* [WRITTEN EXERCISE]: Scan the data below for the string "language". Copy every line where it appears.

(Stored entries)
#####

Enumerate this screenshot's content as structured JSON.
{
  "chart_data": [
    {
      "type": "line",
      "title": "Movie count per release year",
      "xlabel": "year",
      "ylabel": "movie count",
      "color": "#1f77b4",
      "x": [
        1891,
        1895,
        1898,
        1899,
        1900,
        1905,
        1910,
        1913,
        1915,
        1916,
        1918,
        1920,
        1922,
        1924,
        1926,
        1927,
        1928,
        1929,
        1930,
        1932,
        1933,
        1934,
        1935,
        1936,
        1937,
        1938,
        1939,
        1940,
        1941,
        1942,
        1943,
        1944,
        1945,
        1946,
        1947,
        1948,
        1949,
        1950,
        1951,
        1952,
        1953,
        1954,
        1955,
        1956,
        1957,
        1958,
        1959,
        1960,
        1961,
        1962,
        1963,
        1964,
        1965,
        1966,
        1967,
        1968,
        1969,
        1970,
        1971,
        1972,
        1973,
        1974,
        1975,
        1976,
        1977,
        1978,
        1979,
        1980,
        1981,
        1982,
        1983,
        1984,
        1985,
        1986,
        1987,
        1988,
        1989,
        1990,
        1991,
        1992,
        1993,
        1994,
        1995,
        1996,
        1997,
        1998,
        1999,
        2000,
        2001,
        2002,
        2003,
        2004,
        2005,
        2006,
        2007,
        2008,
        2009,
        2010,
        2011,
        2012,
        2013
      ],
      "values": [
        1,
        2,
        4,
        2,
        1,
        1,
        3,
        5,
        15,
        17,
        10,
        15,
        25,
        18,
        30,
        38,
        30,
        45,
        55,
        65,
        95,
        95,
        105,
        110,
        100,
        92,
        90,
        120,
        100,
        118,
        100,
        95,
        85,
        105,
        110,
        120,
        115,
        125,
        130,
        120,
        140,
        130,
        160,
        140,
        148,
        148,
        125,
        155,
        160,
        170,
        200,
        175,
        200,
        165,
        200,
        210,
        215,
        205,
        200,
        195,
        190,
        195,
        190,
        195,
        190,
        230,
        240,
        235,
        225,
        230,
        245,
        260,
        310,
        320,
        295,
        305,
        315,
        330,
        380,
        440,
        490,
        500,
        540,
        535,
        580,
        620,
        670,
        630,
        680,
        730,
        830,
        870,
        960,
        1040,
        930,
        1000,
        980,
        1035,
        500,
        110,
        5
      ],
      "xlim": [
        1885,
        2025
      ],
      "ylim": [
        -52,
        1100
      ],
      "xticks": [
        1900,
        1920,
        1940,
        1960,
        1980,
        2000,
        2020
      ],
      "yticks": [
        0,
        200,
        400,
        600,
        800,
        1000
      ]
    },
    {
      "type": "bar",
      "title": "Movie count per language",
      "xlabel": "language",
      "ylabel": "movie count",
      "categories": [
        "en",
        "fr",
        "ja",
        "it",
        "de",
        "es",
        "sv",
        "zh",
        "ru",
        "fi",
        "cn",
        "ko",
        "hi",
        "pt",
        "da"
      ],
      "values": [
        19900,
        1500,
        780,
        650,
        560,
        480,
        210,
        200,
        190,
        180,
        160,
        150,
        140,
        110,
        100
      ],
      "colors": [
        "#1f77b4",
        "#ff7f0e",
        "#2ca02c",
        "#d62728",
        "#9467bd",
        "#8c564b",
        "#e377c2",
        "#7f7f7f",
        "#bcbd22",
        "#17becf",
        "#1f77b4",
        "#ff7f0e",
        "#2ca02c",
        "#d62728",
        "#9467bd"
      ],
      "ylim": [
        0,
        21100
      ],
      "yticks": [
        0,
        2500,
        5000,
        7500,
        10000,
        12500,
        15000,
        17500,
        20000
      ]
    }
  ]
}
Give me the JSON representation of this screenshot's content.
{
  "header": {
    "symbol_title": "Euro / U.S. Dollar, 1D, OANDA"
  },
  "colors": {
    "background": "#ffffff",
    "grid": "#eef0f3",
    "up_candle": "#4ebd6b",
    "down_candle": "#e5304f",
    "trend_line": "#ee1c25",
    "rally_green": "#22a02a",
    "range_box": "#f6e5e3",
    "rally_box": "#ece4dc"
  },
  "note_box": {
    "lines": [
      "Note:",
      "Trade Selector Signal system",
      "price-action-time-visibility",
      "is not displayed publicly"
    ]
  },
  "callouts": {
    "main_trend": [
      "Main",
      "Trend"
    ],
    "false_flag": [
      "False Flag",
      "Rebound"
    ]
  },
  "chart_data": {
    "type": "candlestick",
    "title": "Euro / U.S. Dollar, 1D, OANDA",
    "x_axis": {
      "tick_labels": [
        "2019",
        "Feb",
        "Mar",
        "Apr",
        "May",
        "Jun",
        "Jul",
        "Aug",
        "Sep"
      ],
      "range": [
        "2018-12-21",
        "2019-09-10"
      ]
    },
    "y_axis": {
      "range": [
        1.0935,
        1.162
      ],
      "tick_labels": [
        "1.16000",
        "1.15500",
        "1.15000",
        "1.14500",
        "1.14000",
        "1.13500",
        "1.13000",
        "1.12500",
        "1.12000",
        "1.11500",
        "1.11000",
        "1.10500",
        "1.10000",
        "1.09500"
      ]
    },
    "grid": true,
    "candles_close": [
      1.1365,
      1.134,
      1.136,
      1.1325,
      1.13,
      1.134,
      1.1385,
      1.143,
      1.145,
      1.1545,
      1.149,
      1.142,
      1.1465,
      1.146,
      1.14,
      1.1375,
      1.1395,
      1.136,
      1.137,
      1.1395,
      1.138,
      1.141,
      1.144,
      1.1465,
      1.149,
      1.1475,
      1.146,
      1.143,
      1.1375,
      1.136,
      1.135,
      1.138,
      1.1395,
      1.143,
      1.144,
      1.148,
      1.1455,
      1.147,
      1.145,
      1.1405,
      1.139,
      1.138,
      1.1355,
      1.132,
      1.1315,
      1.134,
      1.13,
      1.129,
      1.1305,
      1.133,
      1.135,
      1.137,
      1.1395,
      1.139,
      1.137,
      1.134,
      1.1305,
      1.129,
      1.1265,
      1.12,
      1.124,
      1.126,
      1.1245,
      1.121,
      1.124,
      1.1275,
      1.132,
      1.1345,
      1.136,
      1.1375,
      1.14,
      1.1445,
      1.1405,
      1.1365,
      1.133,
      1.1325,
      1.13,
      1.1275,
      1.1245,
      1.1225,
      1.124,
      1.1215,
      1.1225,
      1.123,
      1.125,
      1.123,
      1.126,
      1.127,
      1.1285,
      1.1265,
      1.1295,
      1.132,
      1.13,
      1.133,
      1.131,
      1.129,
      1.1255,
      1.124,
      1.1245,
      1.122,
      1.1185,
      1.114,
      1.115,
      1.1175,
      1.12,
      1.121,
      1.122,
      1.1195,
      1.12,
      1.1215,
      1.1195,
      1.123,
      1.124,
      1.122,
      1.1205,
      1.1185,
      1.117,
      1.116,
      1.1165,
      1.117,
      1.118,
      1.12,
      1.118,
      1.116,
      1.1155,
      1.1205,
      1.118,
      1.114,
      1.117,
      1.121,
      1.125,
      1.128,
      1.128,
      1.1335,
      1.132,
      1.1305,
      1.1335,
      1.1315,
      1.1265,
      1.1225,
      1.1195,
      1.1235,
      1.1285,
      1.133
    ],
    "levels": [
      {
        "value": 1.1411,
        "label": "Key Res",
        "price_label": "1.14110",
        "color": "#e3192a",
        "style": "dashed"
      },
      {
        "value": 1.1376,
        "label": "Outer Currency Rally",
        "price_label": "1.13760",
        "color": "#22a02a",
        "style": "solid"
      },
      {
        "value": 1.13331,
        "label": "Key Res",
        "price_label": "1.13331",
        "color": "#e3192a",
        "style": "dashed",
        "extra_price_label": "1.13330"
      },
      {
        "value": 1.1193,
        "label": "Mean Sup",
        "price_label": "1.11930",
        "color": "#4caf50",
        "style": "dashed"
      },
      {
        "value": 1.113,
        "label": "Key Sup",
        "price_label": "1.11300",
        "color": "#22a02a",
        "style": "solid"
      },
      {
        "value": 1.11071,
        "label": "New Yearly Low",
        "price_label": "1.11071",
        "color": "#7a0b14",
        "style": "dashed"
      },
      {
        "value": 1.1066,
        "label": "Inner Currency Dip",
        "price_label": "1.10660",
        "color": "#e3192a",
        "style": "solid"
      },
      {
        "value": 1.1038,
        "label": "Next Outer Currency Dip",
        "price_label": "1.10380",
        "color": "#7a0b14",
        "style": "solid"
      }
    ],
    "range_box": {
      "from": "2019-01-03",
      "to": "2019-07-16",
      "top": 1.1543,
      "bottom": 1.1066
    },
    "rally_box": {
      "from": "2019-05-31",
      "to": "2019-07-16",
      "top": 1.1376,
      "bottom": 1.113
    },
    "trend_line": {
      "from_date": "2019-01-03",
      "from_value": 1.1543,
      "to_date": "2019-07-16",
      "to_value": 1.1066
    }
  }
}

#####

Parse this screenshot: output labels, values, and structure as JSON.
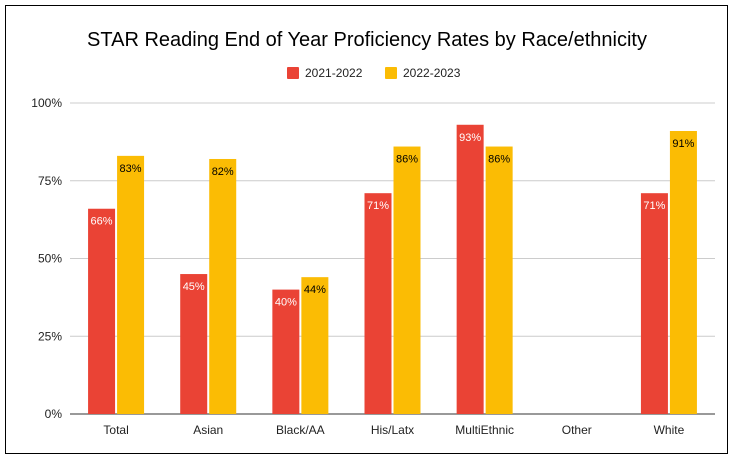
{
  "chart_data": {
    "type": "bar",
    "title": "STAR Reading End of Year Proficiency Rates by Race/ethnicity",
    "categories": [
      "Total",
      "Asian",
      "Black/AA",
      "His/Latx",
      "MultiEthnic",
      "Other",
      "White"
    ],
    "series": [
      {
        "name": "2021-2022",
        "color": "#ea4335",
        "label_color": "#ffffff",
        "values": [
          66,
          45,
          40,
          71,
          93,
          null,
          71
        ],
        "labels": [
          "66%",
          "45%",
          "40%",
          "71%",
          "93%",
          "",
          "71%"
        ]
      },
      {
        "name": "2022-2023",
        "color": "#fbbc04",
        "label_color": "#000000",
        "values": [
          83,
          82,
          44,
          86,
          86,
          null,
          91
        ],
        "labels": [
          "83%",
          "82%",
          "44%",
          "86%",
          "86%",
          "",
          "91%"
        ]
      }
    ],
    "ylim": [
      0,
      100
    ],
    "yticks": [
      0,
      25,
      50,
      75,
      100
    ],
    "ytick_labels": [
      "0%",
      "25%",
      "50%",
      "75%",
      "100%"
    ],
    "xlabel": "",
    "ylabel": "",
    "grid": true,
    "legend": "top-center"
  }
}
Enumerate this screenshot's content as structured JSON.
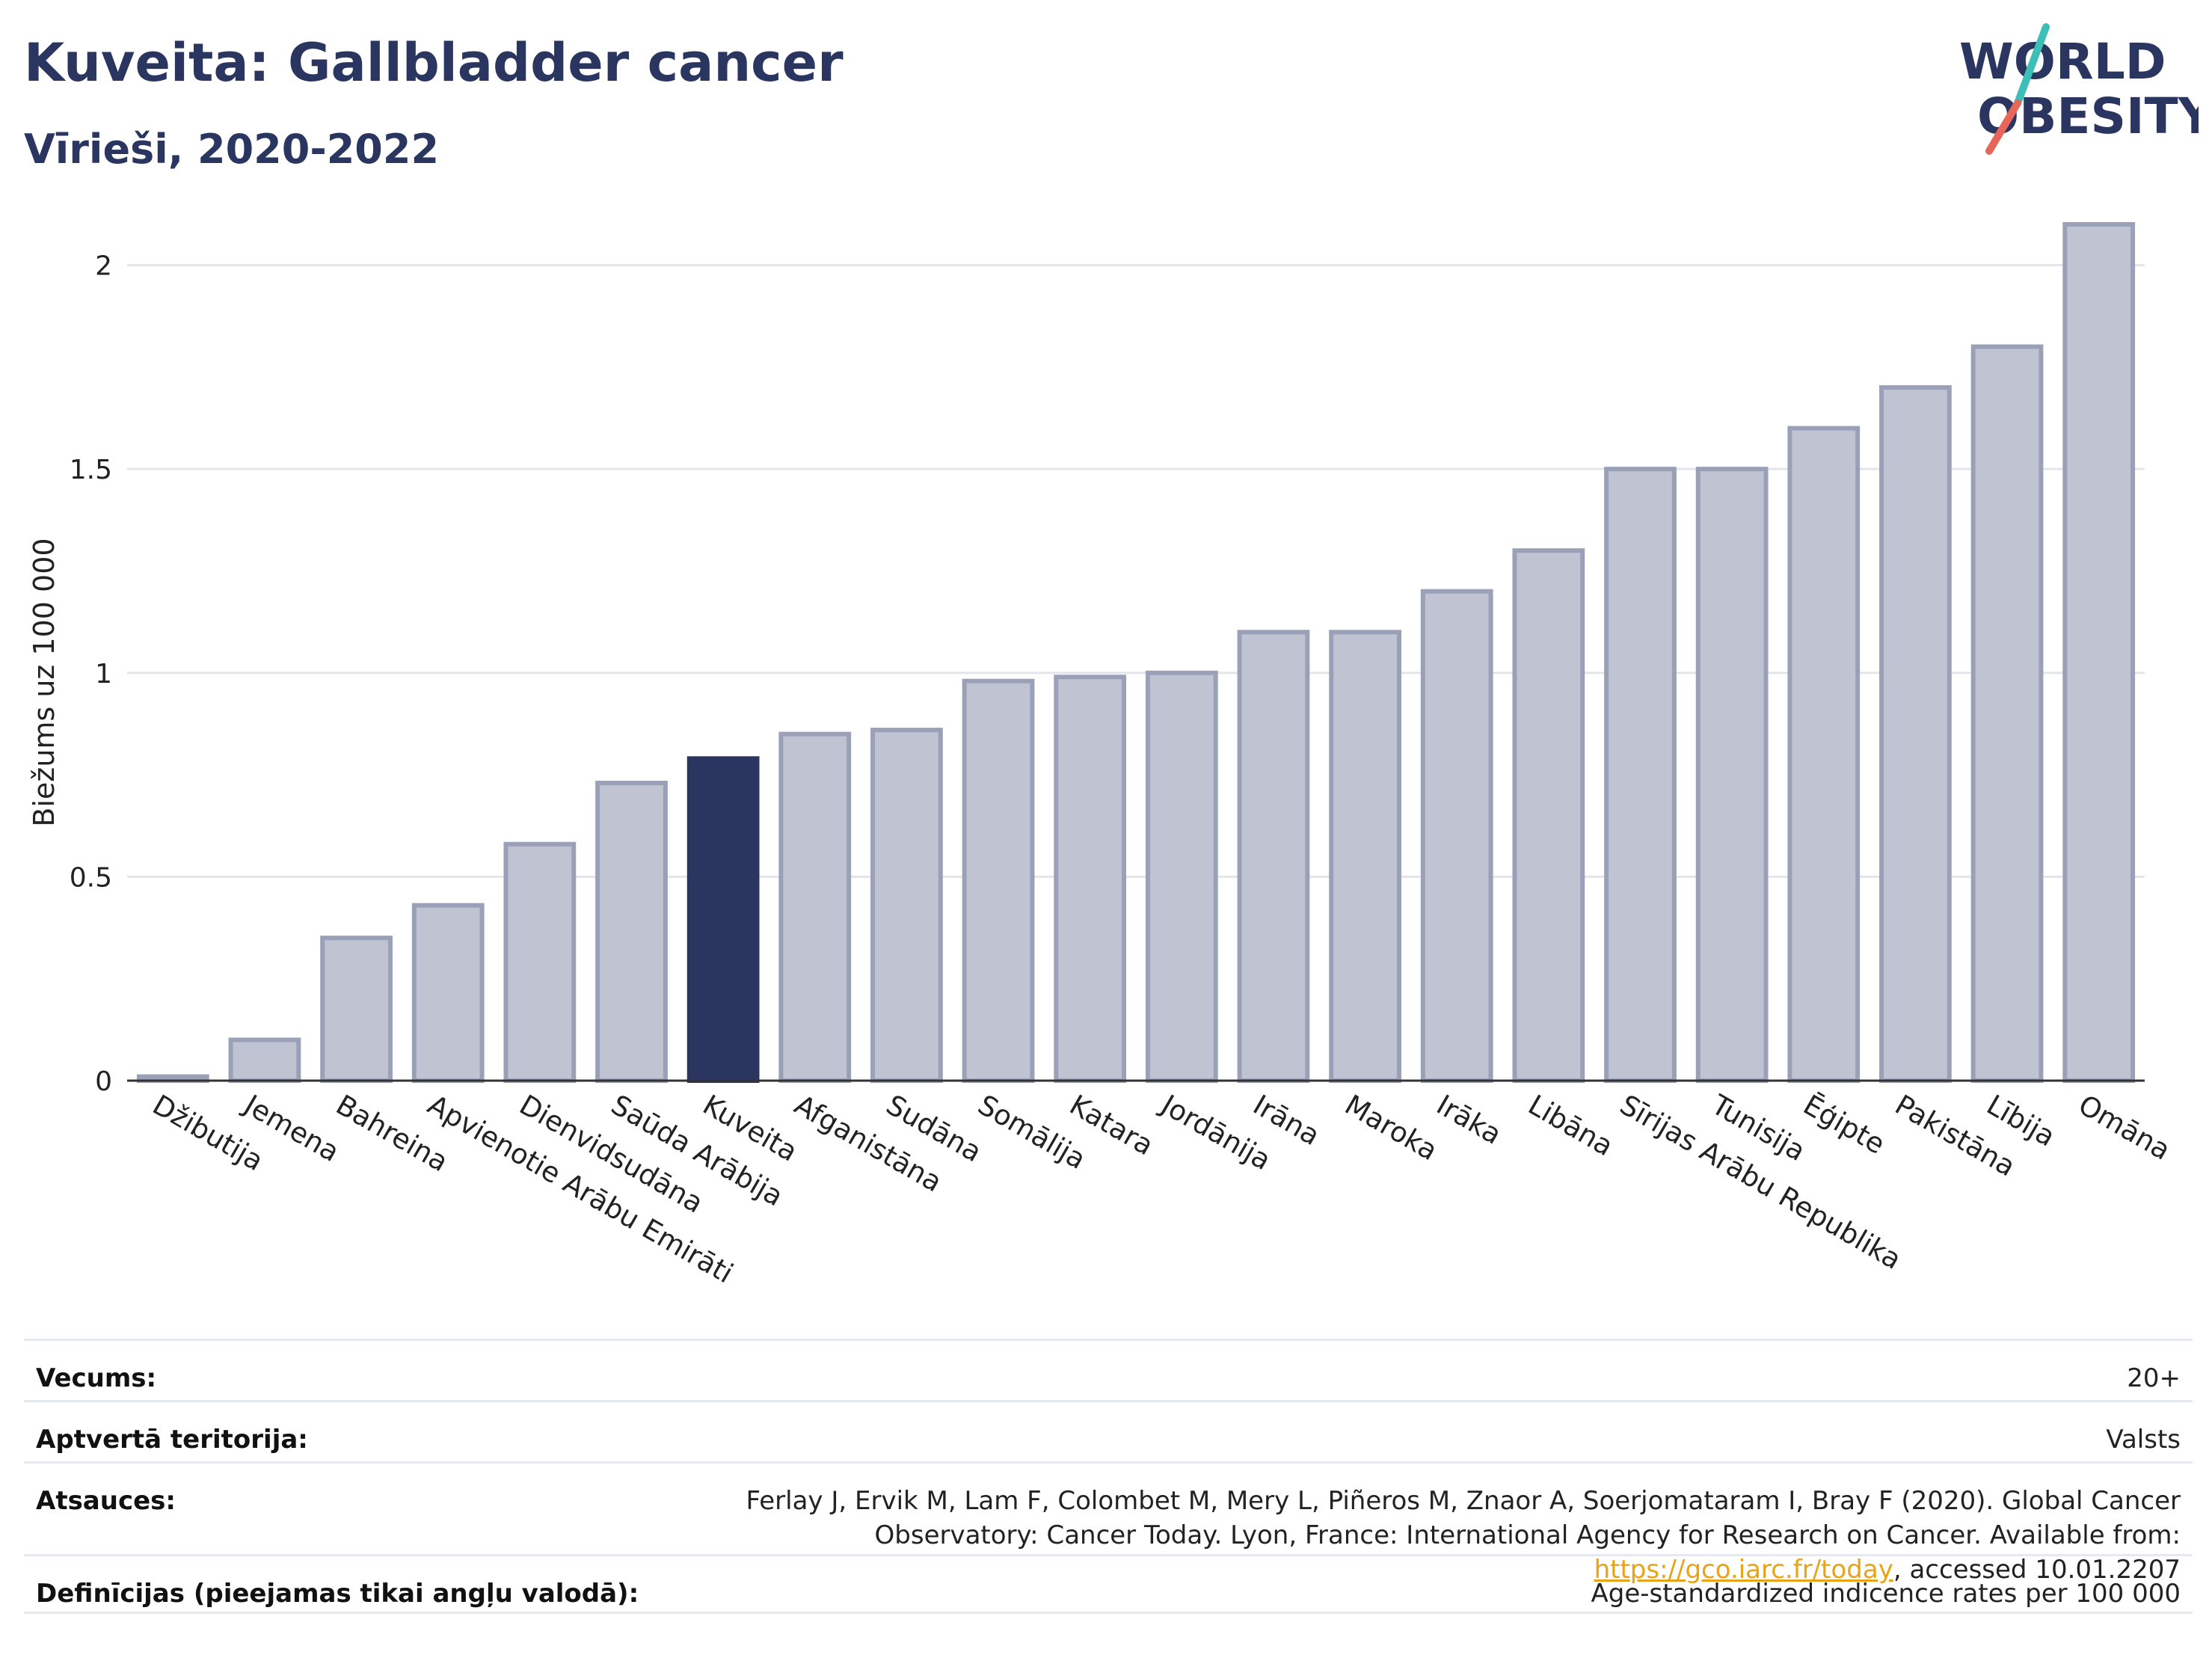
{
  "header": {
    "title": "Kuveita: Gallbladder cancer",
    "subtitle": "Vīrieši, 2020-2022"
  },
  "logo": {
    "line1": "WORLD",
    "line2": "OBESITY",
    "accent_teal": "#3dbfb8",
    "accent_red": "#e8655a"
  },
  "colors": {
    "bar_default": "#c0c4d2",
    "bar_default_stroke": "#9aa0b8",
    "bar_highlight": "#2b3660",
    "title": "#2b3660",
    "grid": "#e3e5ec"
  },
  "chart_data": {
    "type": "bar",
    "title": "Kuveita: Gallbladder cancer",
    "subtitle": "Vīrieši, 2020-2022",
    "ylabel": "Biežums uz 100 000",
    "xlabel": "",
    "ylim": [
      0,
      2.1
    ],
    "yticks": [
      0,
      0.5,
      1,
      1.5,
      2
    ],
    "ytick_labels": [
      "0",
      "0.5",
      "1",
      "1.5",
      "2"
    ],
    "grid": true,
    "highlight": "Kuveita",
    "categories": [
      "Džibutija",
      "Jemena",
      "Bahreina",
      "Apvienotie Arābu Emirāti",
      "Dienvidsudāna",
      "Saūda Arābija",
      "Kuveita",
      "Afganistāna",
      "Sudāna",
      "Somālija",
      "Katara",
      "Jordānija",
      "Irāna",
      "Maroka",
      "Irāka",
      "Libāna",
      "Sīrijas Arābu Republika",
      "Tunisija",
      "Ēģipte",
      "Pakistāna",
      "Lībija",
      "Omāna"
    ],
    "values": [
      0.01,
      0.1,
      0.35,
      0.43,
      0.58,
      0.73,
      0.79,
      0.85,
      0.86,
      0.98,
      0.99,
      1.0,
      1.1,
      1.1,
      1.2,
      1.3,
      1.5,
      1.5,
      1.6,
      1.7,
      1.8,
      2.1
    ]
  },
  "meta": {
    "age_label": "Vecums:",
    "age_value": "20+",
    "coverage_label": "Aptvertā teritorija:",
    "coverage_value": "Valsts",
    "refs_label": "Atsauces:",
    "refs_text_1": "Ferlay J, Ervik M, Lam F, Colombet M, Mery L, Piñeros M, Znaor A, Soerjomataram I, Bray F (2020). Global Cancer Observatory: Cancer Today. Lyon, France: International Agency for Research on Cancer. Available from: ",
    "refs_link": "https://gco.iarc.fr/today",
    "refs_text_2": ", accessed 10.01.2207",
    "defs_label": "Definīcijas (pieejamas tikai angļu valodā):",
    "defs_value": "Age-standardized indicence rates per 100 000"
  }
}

#####

* [COMPLETE RESPONSE]:
      "title": "Movie count per language",
      "xlabel": "language",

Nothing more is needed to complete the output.